**WORK REQUIRED:**
Write out each entry, exactly the way it appears.

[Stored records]
• • • • •
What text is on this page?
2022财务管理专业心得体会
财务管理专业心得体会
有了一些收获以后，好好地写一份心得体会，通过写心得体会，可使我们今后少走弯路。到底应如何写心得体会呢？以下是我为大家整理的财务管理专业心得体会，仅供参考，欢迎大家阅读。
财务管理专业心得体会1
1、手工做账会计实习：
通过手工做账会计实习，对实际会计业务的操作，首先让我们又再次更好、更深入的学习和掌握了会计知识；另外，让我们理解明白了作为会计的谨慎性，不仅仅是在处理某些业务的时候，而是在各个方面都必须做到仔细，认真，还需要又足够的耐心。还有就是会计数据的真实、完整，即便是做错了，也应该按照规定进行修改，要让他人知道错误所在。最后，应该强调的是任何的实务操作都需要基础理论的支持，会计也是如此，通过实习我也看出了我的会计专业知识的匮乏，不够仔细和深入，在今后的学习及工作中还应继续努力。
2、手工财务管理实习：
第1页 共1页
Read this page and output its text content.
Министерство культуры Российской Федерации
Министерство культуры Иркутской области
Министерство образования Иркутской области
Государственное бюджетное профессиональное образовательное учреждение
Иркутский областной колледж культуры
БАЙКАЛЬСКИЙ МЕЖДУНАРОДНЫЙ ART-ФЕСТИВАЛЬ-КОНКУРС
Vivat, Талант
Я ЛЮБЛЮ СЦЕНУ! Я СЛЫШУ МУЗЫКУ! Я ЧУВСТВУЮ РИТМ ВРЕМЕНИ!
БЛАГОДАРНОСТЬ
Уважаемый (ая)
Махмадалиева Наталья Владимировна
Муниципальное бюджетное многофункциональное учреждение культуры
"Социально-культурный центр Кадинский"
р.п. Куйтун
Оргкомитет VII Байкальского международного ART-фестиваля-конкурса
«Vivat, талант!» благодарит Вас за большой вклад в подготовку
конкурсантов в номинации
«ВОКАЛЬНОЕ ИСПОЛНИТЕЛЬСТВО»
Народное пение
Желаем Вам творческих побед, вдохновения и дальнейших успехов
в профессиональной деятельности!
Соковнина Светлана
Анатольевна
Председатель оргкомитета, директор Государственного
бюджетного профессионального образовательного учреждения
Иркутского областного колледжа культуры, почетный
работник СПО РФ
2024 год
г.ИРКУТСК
• • • • •
**THE SOLUTION:**
What text is on this page?
2022财务管理专业心得体会
财务管理专业心得体会
有了一些收获以后，好好地写一份心得体会，通过写心得体会，可使我们今后少走弯路。到底应如何写心得体会呢？以下是我为大家整理的财务管理专业心得体会，仅供参考，欢迎大家阅读。
财务管理专业心得体会1
1、手工做账会计实习：
通过手工做账会计实习，对实际会计业务的操作，首先让我们又再次更好、更深入的学习和掌握了会计知识；另外，让我们理解明白了作为会计的谨慎性，不仅仅是在处理某些业务的时候，而是在各个方面都必须做到仔细，认真，还需要又足够的耐心。还有就是会计数据的真实、完整，即便是做错了，也应该按照规定进行修改，要让他人知道错误所在。最后，应该强调的是任何的实务操作都需要基础理论的支持，会计也是如此，通过实习我也看出了我的会计专业知识的匮乏，不够仔细和深入，在今后的学习及工作中还应继续努力。
2、手工财务管理实习：
第1页 共1页
Read this page and output its text content.
Министерство культуры Российской Федерации
Министерство культуры Иркутской области
Министерство образования Иркутской области
Государственное бюджетное профессиональное образовательное учреждение
Иркутский областной колледж культуры
БАЙКАЛЬСКИЙ МЕЖДУНАРОДНЫЙ ART-ФЕСТИВАЛЬ-КОНКУРС
Vivat, Талант
Я ЛЮБЛЮ СЦЕНУ! Я СЛЫШУ МУЗЫКУ! Я ЧУВСТВУЮ РИТМ ВРЕМЕНИ!
БЛАГОДАРНОСТЬ
Уважаемый (ая)
Махмадалиева Наталья Владимировна
Муниципальное бюджетное многофункциональное учреждение культуры
"Социально-культурный центр Кадинский"
р.п. Куйтун
Оргкомитет VII Байкальского международного ART-фестиваля-конкурса
«Vivat, талант!» благодарит Вас за большой вклад в подготовку
конкурсантов в номинации
«ВОКАЛЬНОЕ ИСПОЛНИТЕЛЬСТВО»
Народное пение
Желаем Вам творческих побед, вдохновения и дальнейших успехов
в профессиональной деятельности!
Соковнина Светлана
Анатольевна
Председатель оргкомитета, директор Государственного
бюджетного профессионального образовательного учреждения
Иркутского областного колледжа культуры, почетный
работник СПО РФ
2024 год
г.ИРКУТСК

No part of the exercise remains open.